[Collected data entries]
"""
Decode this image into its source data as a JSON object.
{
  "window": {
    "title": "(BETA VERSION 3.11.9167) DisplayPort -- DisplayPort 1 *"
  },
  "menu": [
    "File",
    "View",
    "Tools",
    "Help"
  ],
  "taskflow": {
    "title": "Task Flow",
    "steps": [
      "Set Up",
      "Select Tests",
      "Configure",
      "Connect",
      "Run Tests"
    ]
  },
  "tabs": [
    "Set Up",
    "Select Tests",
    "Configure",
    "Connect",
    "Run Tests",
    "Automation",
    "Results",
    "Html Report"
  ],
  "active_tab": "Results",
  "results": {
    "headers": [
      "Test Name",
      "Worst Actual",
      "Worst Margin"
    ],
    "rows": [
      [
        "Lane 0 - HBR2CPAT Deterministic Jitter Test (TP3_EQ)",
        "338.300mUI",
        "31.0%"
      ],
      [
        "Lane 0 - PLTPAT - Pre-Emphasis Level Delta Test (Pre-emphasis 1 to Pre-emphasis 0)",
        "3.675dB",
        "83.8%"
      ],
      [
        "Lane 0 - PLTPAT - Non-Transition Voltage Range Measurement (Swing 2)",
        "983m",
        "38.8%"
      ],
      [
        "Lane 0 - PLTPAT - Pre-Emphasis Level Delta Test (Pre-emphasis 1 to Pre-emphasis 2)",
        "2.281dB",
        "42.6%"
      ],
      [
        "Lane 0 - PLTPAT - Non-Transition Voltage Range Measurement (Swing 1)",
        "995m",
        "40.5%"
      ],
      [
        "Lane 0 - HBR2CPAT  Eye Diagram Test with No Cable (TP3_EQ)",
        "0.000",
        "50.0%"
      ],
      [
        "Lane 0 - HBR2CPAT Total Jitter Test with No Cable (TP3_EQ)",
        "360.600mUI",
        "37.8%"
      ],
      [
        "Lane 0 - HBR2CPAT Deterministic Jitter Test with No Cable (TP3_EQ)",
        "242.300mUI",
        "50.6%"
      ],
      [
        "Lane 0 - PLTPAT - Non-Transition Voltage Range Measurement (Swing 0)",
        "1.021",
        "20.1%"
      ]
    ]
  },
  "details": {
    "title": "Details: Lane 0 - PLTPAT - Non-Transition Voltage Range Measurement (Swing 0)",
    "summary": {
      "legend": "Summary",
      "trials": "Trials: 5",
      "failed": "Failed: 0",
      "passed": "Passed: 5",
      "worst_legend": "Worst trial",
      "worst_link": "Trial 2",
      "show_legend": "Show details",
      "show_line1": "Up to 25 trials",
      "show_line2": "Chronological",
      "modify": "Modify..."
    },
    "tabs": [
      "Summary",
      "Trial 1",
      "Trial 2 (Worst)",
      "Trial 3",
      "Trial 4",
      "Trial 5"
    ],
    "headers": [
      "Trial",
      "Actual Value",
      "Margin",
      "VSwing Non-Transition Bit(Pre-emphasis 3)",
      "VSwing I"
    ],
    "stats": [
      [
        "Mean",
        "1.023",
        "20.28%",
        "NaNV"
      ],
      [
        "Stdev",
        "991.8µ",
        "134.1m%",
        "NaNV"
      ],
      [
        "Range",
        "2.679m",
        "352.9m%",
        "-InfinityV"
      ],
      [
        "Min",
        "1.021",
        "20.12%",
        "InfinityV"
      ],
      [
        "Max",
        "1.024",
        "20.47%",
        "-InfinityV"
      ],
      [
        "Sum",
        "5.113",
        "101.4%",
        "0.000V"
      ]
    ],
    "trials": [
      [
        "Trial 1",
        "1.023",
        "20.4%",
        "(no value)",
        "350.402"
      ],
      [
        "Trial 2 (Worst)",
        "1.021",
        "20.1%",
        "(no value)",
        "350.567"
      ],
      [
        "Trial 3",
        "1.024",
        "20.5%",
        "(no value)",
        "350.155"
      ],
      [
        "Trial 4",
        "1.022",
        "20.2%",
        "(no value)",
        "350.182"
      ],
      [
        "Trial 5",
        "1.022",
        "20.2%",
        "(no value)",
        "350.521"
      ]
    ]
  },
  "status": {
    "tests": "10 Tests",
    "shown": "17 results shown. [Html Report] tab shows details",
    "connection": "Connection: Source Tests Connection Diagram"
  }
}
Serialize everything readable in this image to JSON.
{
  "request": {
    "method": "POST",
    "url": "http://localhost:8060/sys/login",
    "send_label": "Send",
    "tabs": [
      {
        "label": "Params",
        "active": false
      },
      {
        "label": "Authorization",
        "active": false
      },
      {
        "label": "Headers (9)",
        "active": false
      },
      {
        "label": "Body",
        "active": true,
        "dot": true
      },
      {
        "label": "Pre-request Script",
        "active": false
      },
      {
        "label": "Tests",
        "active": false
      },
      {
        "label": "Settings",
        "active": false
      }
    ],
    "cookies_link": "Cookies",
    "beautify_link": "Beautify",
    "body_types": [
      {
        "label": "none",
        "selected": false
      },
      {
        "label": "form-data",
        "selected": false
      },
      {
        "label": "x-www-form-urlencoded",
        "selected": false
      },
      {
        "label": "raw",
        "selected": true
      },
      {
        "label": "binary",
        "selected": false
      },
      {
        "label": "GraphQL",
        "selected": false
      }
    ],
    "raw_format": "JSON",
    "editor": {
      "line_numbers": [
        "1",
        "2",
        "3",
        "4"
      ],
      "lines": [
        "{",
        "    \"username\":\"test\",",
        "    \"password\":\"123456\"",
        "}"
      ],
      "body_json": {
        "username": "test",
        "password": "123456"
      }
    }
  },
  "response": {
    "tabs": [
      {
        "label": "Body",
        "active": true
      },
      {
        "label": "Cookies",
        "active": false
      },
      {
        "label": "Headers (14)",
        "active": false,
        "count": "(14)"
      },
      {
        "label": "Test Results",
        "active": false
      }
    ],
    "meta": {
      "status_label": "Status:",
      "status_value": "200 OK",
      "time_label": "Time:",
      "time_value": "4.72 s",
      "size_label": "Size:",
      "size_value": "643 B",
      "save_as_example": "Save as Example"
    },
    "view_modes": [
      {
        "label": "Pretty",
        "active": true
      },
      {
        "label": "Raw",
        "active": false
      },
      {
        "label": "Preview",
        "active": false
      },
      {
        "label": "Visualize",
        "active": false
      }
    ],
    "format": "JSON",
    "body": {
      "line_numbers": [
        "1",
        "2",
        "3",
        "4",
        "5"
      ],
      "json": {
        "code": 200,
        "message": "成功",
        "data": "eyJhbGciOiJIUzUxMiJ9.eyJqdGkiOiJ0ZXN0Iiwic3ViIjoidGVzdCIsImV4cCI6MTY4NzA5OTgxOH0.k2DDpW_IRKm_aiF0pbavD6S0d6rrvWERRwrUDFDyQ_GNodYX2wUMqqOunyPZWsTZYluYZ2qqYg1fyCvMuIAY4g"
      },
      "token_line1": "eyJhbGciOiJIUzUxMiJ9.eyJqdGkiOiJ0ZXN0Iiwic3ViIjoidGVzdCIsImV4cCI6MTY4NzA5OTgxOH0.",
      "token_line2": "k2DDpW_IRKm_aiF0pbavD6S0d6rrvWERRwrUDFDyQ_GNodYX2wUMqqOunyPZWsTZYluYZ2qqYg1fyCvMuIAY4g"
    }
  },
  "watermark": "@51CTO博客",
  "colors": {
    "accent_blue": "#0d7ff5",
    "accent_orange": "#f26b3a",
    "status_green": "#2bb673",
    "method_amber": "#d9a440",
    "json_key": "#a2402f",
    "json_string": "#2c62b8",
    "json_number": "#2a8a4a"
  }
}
"""
> SET PROBLEM
Reproduce all of the material above word for word.

> EXERCISE OUTPUT
Decode this image into its source data as a JSON object.
{
  "window": {
    "title": "(BETA VERSION 3.11.9167) DisplayPort -- DisplayPort 1 *"
  },
  "menu": [
    "File",
    "View",
    "Tools",
    "Help"
  ],
  "taskflow": {
    "title": "Task Flow",
    "steps": [
      "Set Up",
      "Select Tests",
      "Configure",
      "Connect",
      "Run Tests"
    ]
  },
  "tabs": [
    "Set Up",
    "Select Tests",
    "Configure",
    "Connect",
    "Run Tests",
    "Automation",
    "Results",
    "Html Report"
  ],
  "active_tab": "Results",
  "results": {
    "headers": [
      "Test Name",
      "Worst Actual",
      "Worst Margin"
    ],
    "rows": [
      [
        "Lane 0 - HBR2CPAT Deterministic Jitter Test (TP3_EQ)",
        "338.300mUI",
        "31.0%"
      ],
      [
        "Lane 0 - PLTPAT - Pre-Emphasis Level Delta Test (Pre-emphasis 1 to Pre-emphasis 0)",
        "3.675dB",
        "83.8%"
      ],
      [
        "Lane 0 - PLTPAT - Non-Transition Voltage Range Measurement (Swing 2)",
        "983m",
        "38.8%"
      ],
      [
        "Lane 0 - PLTPAT - Pre-Emphasis Level Delta Test (Pre-emphasis 1 to Pre-emphasis 2)",
        "2.281dB",
        "42.6%"
      ],
      [
        "Lane 0 - PLTPAT - Non-Transition Voltage Range Measurement (Swing 1)",
        "995m",
        "40.5%"
      ],
      [
        "Lane 0 - HBR2CPAT  Eye Diagram Test with No Cable (TP3_EQ)",
        "0.000",
        "50.0%"
      ],
      [
        "Lane 0 - HBR2CPAT Total Jitter Test with No Cable (TP3_EQ)",
        "360.600mUI",
        "37.8%"
      ],
      [
        "Lane 0 - HBR2CPAT Deterministic Jitter Test with No Cable (TP3_EQ)",
        "242.300mUI",
        "50.6%"
      ],
      [
        "Lane 0 - PLTPAT - Non-Transition Voltage Range Measurement (Swing 0)",
        "1.021",
        "20.1%"
      ]
    ]
  },
  "details": {
    "title": "Details: Lane 0 - PLTPAT - Non-Transition Voltage Range Measurement (Swing 0)",
    "summary": {
      "legend": "Summary",
      "trials": "Trials: 5",
      "failed": "Failed: 0",
      "passed": "Passed: 5",
      "worst_legend": "Worst trial",
      "worst_link": "Trial 2",
      "show_legend": "Show details",
      "show_line1": "Up to 25 trials",
      "show_line2": "Chronological",
      "modify": "Modify..."
    },
    "tabs": [
      "Summary",
      "Trial 1",
      "Trial 2 (Worst)",
      "Trial 3",
      "Trial 4",
      "Trial 5"
    ],
    "headers": [
      "Trial",
      "Actual Value",
      "Margin",
      "VSwing Non-Transition Bit(Pre-emphasis 3)",
      "VSwing I"
    ],
    "stats": [
      [
        "Mean",
        "1.023",
        "20.28%",
        "NaNV"
      ],
      [
        "Stdev",
        "991.8µ",
        "134.1m%",
        "NaNV"
      ],
      [
        "Range",
        "2.679m",
        "352.9m%",
        "-InfinityV"
      ],
      [
        "Min",
        "1.021",
        "20.12%",
        "InfinityV"
      ],
      [
        "Max",
        "1.024",
        "20.47%",
        "-InfinityV"
      ],
      [
        "Sum",
        "5.113",
        "101.4%",
        "0.000V"
      ]
    ],
    "trials": [
      [
        "Trial 1",
        "1.023",
        "20.4%",
        "(no value)",
        "350.402"
      ],
      [
        "Trial 2 (Worst)",
        "1.021",
        "20.1%",
        "(no value)",
        "350.567"
      ],
      [
        "Trial 3",
        "1.024",
        "20.5%",
        "(no value)",
        "350.155"
      ],
      [
        "Trial 4",
        "1.022",
        "20.2%",
        "(no value)",
        "350.182"
      ],
      [
        "Trial 5",
        "1.022",
        "20.2%",
        "(no value)",
        "350.521"
      ]
    ]
  },
  "status": {
    "tests": "10 Tests",
    "shown": "17 results shown. [Html Report] tab shows details",
    "connection": "Connection: Source Tests Connection Diagram"
  }
}
Serialize everything readable in this image to JSON.
{
  "request": {
    "method": "POST",
    "url": "http://localhost:8060/sys/login",
    "send_label": "Send",
    "tabs": [
      {
        "label": "Params",
        "active": false
      },
      {
        "label": "Authorization",
        "active": false
      },
      {
        "label": "Headers (9)",
        "active": false
      },
      {
        "label": "Body",
        "active": true,
        "dot": true
      },
      {
        "label": "Pre-request Script",
        "active": false
      },
      {
        "label": "Tests",
        "active": false
      },
      {
        "label": "Settings",
        "active": false
      }
    ],
    "cookies_link": "Cookies",
    "beautify_link": "Beautify",
    "body_types": [
      {
        "label": "none",
        "selected": false
      },
      {
        "label": "form-data",
        "selected": false
      },
      {
        "label": "x-www-form-urlencoded",
        "selected": false
      },
      {
        "label": "raw",
        "selected": true
      },
      {
        "label": "binary",
        "selected": false
      },
      {
        "label": "GraphQL",
        "selected": false
      }
    ],
    "raw_format": "JSON",
    "editor": {
      "line_numbers": [
        "1",
        "2",
        "3",
        "4"
      ],
      "lines": [
        "{",
        "    \"username\":\"test\",",
        "    \"password\":\"123456\"",
        "}"
      ],
      "body_json": {
        "username": "test",
        "password": "123456"
      }
    }
  },
  "response": {
    "tabs": [
      {
        "label": "Body",
        "active": true
      },
      {
        "label": "Cookies",
        "active": false
      },
      {
        "label": "Headers (14)",
        "active": false,
        "count": "(14)"
      },
      {
        "label": "Test Results",
        "active": false
      }
    ],
    "meta": {
      "status_label": "Status:",
      "status_value": "200 OK",
      "time_label": "Time:",
      "time_value": "4.72 s",
      "size_label": "Size:",
      "size_value": "643 B",
      "save_as_example": "Save as Example"
    },
    "view_modes": [
      {
        "label": "Pretty",
        "active": true
      },
      {
        "label": "Raw",
        "active": false
      },
      {
        "label": "Preview",
        "active": false
      },
      {
        "label": "Visualize",
        "active": false
      }
    ],
    "format": "JSON",
    "body": {
      "line_numbers": [
        "1",
        "2",
        "3",
        "4",
        "5"
      ],
      "json": {
        "code": 200,
        "message": "成功",
        "data": "eyJhbGciOiJIUzUxMiJ9.eyJqdGkiOiJ0ZXN0Iiwic3ViIjoidGVzdCIsImV4cCI6MTY4NzA5OTgxOH0.k2DDpW_IRKm_aiF0pbavD6S0d6rrvWERRwrUDFDyQ_GNodYX2wUMqqOunyPZWsTZYluYZ2qqYg1fyCvMuIAY4g"
      },
      "token_line1": "eyJhbGciOiJIUzUxMiJ9.eyJqdGkiOiJ0ZXN0Iiwic3ViIjoidGVzdCIsImV4cCI6MTY4NzA5OTgxOH0.",
      "token_line2": "k2DDpW_IRKm_aiF0pbavD6S0d6rrvWERRwrUDFDyQ_GNodYX2wUMqqOunyPZWsTZYluYZ2qqYg1fyCvMuIAY4g"
    }
  },
  "watermark": "@51CTO博客",
  "colors": {
    "accent_blue": "#0d7ff5",
    "accent_orange": "#f26b3a",
    "status_green": "#2bb673",
    "method_amber": "#d9a440",
    "json_key": "#a2402f",
    "json_string": "#2c62b8",
    "json_number": "#2a8a4a"
  }
}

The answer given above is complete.